→ Entries provided

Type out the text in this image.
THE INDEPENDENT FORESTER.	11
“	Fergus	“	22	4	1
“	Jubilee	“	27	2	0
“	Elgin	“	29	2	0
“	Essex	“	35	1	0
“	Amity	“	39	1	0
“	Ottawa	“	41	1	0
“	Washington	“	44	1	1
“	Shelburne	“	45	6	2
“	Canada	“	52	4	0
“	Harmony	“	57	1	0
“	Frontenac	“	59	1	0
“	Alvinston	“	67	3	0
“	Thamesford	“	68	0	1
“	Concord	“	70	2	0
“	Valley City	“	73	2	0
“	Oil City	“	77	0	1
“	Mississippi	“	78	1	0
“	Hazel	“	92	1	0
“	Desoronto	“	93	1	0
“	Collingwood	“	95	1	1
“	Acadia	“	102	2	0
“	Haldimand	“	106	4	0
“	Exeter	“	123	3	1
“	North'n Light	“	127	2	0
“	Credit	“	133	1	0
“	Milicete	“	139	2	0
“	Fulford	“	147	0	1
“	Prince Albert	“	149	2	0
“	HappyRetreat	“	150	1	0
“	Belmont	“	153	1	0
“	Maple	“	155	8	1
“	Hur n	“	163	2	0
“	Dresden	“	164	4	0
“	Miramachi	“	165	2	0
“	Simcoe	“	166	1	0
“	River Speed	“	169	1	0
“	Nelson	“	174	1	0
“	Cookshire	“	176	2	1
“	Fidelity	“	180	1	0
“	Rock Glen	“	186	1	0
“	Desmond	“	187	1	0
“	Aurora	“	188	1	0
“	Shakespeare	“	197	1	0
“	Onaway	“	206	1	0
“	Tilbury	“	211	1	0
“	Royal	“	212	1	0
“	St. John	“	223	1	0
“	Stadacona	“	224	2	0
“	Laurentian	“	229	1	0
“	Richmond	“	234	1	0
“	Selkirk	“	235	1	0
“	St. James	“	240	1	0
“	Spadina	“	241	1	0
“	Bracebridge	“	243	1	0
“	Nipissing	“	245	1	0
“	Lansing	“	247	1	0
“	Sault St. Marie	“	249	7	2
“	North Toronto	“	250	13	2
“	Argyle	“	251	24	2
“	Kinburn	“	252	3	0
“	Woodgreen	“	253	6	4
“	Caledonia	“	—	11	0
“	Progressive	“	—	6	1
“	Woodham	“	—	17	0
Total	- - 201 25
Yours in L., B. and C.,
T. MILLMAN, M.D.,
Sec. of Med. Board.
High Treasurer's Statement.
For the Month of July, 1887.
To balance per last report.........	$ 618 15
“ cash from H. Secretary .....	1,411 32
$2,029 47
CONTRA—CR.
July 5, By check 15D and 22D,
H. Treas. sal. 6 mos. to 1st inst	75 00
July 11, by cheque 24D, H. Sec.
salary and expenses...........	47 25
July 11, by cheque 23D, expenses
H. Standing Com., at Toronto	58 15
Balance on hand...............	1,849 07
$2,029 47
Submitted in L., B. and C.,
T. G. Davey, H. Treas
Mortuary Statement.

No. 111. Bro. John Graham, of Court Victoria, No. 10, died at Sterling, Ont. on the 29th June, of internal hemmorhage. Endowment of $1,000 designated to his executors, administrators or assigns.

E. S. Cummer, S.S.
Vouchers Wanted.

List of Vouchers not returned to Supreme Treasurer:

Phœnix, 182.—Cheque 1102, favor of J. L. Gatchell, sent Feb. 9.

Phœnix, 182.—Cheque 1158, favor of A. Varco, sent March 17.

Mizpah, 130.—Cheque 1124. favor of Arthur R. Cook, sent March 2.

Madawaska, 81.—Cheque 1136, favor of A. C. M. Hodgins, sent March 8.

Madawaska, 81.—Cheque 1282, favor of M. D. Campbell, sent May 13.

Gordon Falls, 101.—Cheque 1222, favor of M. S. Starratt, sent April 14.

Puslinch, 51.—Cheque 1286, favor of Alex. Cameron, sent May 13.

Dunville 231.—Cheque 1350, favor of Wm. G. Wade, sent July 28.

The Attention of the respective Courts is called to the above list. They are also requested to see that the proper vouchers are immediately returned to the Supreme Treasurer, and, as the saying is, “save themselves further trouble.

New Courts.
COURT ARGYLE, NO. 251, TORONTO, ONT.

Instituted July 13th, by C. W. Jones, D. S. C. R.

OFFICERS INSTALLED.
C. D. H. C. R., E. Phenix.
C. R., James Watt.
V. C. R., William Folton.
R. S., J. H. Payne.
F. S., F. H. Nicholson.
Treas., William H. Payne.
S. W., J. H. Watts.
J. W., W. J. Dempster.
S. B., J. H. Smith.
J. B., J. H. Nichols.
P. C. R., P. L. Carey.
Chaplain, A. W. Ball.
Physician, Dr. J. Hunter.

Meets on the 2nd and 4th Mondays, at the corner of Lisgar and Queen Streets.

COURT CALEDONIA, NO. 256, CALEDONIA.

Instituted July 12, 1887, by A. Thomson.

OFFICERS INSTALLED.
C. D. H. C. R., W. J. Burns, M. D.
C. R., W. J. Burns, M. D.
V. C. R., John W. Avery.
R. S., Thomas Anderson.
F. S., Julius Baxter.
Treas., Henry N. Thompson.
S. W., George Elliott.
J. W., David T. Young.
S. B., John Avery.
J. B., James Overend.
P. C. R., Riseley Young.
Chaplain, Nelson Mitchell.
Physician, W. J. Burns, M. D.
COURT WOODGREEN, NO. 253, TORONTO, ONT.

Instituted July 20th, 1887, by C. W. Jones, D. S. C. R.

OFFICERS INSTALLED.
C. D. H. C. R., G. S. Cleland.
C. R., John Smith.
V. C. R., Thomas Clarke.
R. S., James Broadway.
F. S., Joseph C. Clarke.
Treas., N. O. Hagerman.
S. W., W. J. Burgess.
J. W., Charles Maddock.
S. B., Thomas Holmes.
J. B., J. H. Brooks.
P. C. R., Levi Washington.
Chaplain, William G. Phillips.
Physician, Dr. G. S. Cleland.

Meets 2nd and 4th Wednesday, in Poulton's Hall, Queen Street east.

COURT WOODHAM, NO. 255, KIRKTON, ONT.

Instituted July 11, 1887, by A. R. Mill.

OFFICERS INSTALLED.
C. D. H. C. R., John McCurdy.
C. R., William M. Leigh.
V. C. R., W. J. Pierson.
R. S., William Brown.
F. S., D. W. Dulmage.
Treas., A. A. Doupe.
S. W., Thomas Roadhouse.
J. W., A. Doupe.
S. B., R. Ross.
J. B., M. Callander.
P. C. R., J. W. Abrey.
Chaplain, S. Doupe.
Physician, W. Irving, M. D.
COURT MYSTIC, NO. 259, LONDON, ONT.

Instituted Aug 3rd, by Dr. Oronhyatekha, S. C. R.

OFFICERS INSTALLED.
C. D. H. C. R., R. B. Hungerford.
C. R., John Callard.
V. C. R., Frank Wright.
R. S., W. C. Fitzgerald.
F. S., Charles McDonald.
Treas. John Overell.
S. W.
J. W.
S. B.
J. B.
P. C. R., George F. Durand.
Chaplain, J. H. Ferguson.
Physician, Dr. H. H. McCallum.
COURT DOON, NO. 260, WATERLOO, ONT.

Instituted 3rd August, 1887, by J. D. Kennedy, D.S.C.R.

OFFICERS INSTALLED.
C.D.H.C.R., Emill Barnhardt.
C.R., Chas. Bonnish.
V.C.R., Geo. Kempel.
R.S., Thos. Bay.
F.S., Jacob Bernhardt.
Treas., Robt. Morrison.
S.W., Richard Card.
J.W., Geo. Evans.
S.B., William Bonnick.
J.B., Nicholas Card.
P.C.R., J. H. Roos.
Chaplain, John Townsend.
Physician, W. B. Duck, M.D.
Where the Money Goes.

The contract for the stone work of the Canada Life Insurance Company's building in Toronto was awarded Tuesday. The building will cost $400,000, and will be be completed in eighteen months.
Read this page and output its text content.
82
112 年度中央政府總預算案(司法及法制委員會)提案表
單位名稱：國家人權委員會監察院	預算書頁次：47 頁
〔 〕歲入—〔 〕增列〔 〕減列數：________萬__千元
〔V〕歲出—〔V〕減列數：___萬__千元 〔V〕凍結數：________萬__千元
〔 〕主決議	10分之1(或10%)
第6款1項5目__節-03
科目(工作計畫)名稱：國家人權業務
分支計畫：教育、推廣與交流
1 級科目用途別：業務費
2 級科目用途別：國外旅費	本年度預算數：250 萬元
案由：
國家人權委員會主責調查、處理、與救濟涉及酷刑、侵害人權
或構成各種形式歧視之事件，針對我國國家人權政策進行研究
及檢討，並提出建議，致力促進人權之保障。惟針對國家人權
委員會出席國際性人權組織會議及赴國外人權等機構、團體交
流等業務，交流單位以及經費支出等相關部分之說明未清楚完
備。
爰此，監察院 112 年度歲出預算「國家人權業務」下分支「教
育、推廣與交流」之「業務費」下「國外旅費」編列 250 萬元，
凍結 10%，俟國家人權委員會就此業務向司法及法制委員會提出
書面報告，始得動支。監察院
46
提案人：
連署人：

→ Do this
Return each line of the data that contains the string "Madawaska".

→ Exercise result
Madawaska, 81.—Cheque 1136, favor of A. C. M. Hodgins, sent March 8.
Madawaska, 81.—Cheque 1282, favor of M. D. Campbell, sent May 13.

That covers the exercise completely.